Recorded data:
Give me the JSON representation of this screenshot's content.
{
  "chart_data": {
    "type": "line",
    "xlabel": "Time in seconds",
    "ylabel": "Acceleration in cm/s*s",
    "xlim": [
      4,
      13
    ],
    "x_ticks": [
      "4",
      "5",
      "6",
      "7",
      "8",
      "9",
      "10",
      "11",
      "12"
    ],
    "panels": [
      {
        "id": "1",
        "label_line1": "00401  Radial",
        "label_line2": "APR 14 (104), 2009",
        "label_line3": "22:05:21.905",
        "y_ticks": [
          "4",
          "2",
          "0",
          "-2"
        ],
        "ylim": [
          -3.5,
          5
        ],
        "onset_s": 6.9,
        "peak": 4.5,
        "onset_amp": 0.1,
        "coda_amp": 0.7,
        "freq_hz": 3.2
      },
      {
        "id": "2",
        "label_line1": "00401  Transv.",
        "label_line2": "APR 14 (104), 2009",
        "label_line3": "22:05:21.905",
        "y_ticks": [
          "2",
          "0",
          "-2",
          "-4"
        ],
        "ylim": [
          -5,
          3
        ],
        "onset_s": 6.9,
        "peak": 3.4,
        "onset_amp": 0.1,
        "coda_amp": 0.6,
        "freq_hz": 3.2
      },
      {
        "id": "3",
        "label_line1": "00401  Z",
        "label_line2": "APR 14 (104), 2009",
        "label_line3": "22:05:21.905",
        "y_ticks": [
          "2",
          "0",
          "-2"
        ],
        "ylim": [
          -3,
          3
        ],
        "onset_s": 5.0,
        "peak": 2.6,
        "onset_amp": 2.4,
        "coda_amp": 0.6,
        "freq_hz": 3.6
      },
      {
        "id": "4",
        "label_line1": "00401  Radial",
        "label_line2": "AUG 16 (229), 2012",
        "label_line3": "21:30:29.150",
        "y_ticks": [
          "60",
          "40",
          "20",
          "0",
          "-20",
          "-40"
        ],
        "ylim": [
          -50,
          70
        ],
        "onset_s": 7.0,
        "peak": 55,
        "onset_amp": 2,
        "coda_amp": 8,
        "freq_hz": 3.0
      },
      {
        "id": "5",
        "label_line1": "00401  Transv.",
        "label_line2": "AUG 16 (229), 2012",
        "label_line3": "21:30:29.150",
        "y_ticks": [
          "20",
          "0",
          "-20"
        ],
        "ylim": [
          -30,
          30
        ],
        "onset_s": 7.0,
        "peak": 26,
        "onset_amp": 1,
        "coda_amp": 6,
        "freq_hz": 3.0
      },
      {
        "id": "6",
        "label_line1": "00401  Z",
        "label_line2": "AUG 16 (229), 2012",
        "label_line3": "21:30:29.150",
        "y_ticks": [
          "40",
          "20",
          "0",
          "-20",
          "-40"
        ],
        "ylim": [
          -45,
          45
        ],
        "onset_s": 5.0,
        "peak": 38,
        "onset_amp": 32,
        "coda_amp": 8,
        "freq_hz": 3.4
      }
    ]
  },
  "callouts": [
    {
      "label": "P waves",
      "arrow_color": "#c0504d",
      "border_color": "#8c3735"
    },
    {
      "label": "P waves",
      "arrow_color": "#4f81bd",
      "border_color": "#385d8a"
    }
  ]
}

Aim » Reproduce the listing shown above in its entirety, exactly.

Exercise output »
Give me the JSON representation of this screenshot's content.
{
  "chart_data": {
    "type": "line",
    "xlabel": "Time in seconds",
    "ylabel": "Acceleration in cm/s*s",
    "xlim": [
      4,
      13
    ],
    "x_ticks": [
      "4",
      "5",
      "6",
      "7",
      "8",
      "9",
      "10",
      "11",
      "12"
    ],
    "panels": [
      {
        "id": "1",
        "label_line1": "00401  Radial",
        "label_line2": "APR 14 (104), 2009",
        "label_line3": "22:05:21.905",
        "y_ticks": [
          "4",
          "2",
          "0",
          "-2"
        ],
        "ylim": [
          -3.5,
          5
        ],
        "onset_s": 6.9,
        "peak": 4.5,
        "onset_amp": 0.1,
        "coda_amp": 0.7,
        "freq_hz": 3.2
      },
      {
        "id": "2",
        "label_line1": "00401  Transv.",
        "label_line2": "APR 14 (104), 2009",
        "label_line3": "22:05:21.905",
        "y_ticks": [
          "2",
          "0",
          "-2",
          "-4"
        ],
        "ylim": [
          -5,
          3
        ],
        "onset_s": 6.9,
        "peak": 3.4,
        "onset_amp": 0.1,
        "coda_amp": 0.6,
        "freq_hz": 3.2
      },
      {
        "id": "3",
        "label_line1": "00401  Z",
        "label_line2": "APR 14 (104), 2009",
        "label_line3": "22:05:21.905",
        "y_ticks": [
          "2",
          "0",
          "-2"
        ],
        "ylim": [
          -3,
          3
        ],
        "onset_s": 5.0,
        "peak": 2.6,
        "onset_amp": 2.4,
        "coda_amp": 0.6,
        "freq_hz": 3.6
      },
      {
        "id": "4",
        "label_line1": "00401  Radial",
        "label_line2": "AUG 16 (229), 2012",
        "label_line3": "21:30:29.150",
        "y_ticks": [
          "60",
          "40",
          "20",
          "0",
          "-20",
          "-40"
        ],
        "ylim": [
          -50,
          70
        ],
        "onset_s": 7.0,
        "peak": 55,
        "onset_amp": 2,
        "coda_amp": 8,
        "freq_hz": 3.0
      },
      {
        "id": "5",
        "label_line1": "00401  Transv.",
        "label_line2": "AUG 16 (229), 2012",
        "label_line3": "21:30:29.150",
        "y_ticks": [
          "20",
          "0",
          "-20"
        ],
        "ylim": [
          -30,
          30
        ],
        "onset_s": 7.0,
        "peak": 26,
        "onset_amp": 1,
        "coda_amp": 6,
        "freq_hz": 3.0
      },
      {
        "id": "6",
        "label_line1": "00401  Z",
        "label_line2": "AUG 16 (229), 2012",
        "label_line3": "21:30:29.150",
        "y_ticks": [
          "40",
          "20",
          "0",
          "-20",
          "-40"
        ],
        "ylim": [
          -45,
          45
        ],
        "onset_s": 5.0,
        "peak": 38,
        "onset_amp": 32,
        "coda_amp": 8,
        "freq_hz": 3.4
      }
    ]
  },
  "callouts": [
    {
      "label": "P waves",
      "arrow_color": "#c0504d",
      "border_color": "#8c3735"
    },
    {
      "label": "P waves",
      "arrow_color": "#4f81bd",
      "border_color": "#385d8a"
    }
  ]
}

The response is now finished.